Data items
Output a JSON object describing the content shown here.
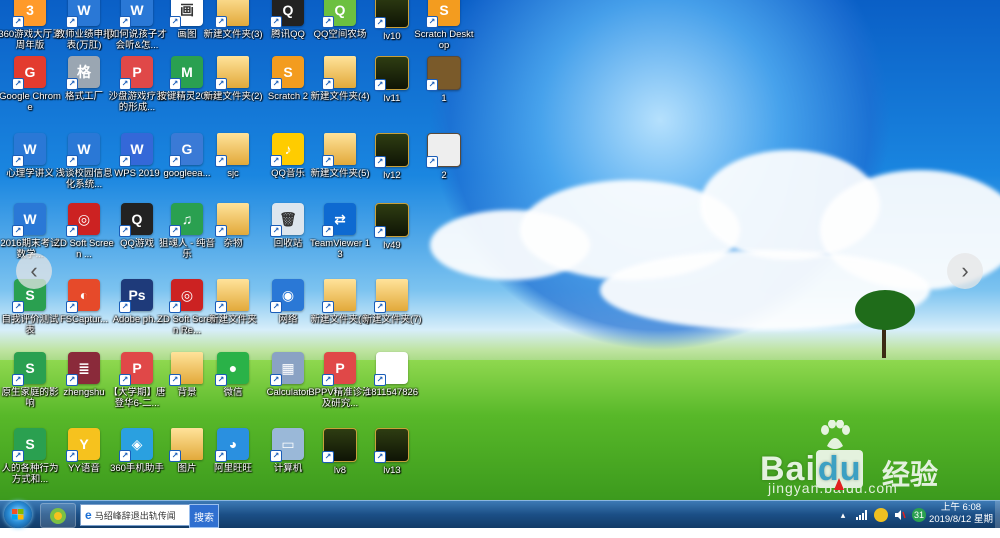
{
  "desktop_icons": [
    {
      "label": "360游戏大厅五周年版",
      "color": "#ff9a2a",
      "glyph": "3"
    },
    {
      "label": "教师业绩申报表(万肛)",
      "color": "#2a78d6",
      "glyph": "W"
    },
    {
      "label": "[如何说孩子才会听&怎...",
      "color": "#2a78d6",
      "glyph": "W"
    },
    {
      "label": "画图",
      "color": "#ffffff",
      "glyph": "画"
    },
    {
      "label": "新建文件夹(3)",
      "color": "#f3c95c",
      "glyph": ""
    },
    {
      "label": "腾讯QQ",
      "color": "#222222",
      "glyph": "Q"
    },
    {
      "label": "QQ空间农场",
      "color": "#6cc040",
      "glyph": "Q"
    },
    {
      "label": "lv10",
      "color": "#2e3d12",
      "glyph": ""
    },
    {
      "label": "Scratch Desktop",
      "color": "#f39c1f",
      "glyph": "S"
    },
    {
      "label": "Google Chrome",
      "color": "#e33b2e",
      "glyph": "G"
    },
    {
      "label": "格式工厂",
      "color": "#9aa6b2",
      "glyph": "格"
    },
    {
      "label": "沙盘游戏疗法的形成...",
      "color": "#e04848",
      "glyph": "P"
    },
    {
      "label": "按键精灵2014",
      "color": "#2aa050",
      "glyph": "M"
    },
    {
      "label": "新建文件夹(2)",
      "color": "#f3c95c",
      "glyph": ""
    },
    {
      "label": "Scratch 2",
      "color": "#f39c1f",
      "glyph": "S"
    },
    {
      "label": "新建文件夹(4)",
      "color": "#f3c95c",
      "glyph": ""
    },
    {
      "label": "lv11",
      "color": "#2e3d12",
      "glyph": ""
    },
    {
      "label": "1",
      "color": "#7a5a2a",
      "glyph": ""
    },
    {
      "label": "心理学讲义",
      "color": "#2a78d6",
      "glyph": "W"
    },
    {
      "label": "浅谈校园信息化系统...",
      "color": "#2a78d6",
      "glyph": "W"
    },
    {
      "label": "WPS 2019",
      "color": "#3468d8",
      "glyph": "W"
    },
    {
      "label": "googleea...",
      "color": "#3a7ad6",
      "glyph": "G"
    },
    {
      "label": "sjc",
      "color": "#f3c95c",
      "glyph": ""
    },
    {
      "label": "QQ音乐",
      "color": "#ffcc00",
      "glyph": "♪"
    },
    {
      "label": "新建文件夹(5)",
      "color": "#f3c95c",
      "glyph": ""
    },
    {
      "label": "lv12",
      "color": "#2e3d12",
      "glyph": ""
    },
    {
      "label": "2",
      "color": "#eeeeee",
      "glyph": ""
    },
    {
      "label": "2016期末考试数学...",
      "color": "#2a78d6",
      "glyph": "W"
    },
    {
      "label": "ZD Soft Screen ...",
      "color": "#cc2222",
      "glyph": "◎"
    },
    {
      "label": "QQ游戏",
      "color": "#222222",
      "glyph": "Q"
    },
    {
      "label": "狙魂人 - 纯音乐",
      "color": "#2aa050",
      "glyph": "♫"
    },
    {
      "label": "杂物",
      "color": "#f3c95c",
      "glyph": ""
    },
    {
      "label": "回收站",
      "color": "#dde6ee",
      "glyph": "🗑"
    },
    {
      "label": "TeamViewer 13",
      "color": "#0e6ad1",
      "glyph": "⇄"
    },
    {
      "label": "lv49",
      "color": "#2e3d12",
      "glyph": ""
    },
    {
      "label": "自我评价测试表",
      "color": "#2aa050",
      "glyph": "S"
    },
    {
      "label": "FSCaptur...",
      "color": "#e64a2a",
      "glyph": "◐"
    },
    {
      "label": "Adobe ph...",
      "color": "#1e3a7a",
      "glyph": "Ps"
    },
    {
      "label": "ZD Soft Screen Re...",
      "color": "#cc2222",
      "glyph": "◎"
    },
    {
      "label": "新建文件夹",
      "color": "#f3c95c",
      "glyph": ""
    },
    {
      "label": "网络",
      "color": "#2a78d6",
      "glyph": "◉"
    },
    {
      "label": "新建文件夹(6)",
      "color": "#f3c95c",
      "glyph": ""
    },
    {
      "label": "新建文件夹(7)",
      "color": "#f3c95c",
      "glyph": ""
    },
    {
      "label": "原生家庭的影响",
      "color": "#2aa050",
      "glyph": "S"
    },
    {
      "label": "zhengshu",
      "color": "#8a2a3a",
      "glyph": "≣"
    },
    {
      "label": "【大学期】唐登华6-二...",
      "color": "#e04848",
      "glyph": "P"
    },
    {
      "label": "背景",
      "color": "#f3c95c",
      "glyph": ""
    },
    {
      "label": "微信",
      "color": "#2ab248",
      "glyph": "●"
    },
    {
      "label": "Calculator",
      "color": "#8aa2c4",
      "glyph": "▦"
    },
    {
      "label": "BPPV精准诊治及研究...",
      "color": "#e04848",
      "glyph": "P"
    },
    {
      "label": "1811547826",
      "color": "#ffffff",
      "glyph": ""
    },
    {
      "label": "人的各种行为方式和...",
      "color": "#2aa050",
      "glyph": "S"
    },
    {
      "label": "YY语音",
      "color": "#f6c21e",
      "glyph": "Y"
    },
    {
      "label": "360手机助手",
      "color": "#2aa0e0",
      "glyph": "◈"
    },
    {
      "label": "图片",
      "color": "#f3c95c",
      "glyph": ""
    },
    {
      "label": "阿里旺旺",
      "color": "#2a90e0",
      "glyph": "◕"
    },
    {
      "label": "计算机",
      "color": "#9ab8d8",
      "glyph": "▭"
    },
    {
      "label": "lv8",
      "color": "#2e3d12",
      "glyph": ""
    },
    {
      "label": "lv13",
      "color": "#2e3d12",
      "glyph": ""
    }
  ],
  "watermark": {
    "brand": "Bai",
    "brand_du": "du",
    "brand_cn": "经验",
    "url": "jingyan.baidu.com"
  },
  "taskbar": {
    "search_text": "马绍峰辞退出轨传闻",
    "search_button": "搜索",
    "tray_date_badge": "31",
    "clock_time": "上午 6:08",
    "clock_date": "2019/8/12 星期一"
  }
}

# What needs to be done:
Select the lines in this material that hold the word "新建文件夹", leaving none out.

# Exercise output:
      "label": "新建文件夹(3)",
      "label": "新建文件夹(2)",
      "label": "新建文件夹(4)",
      "label": "新建文件夹(5)",
      "label": "新建文件夹",
      "label": "新建文件夹(6)",
      "label": "新建文件夹(7)",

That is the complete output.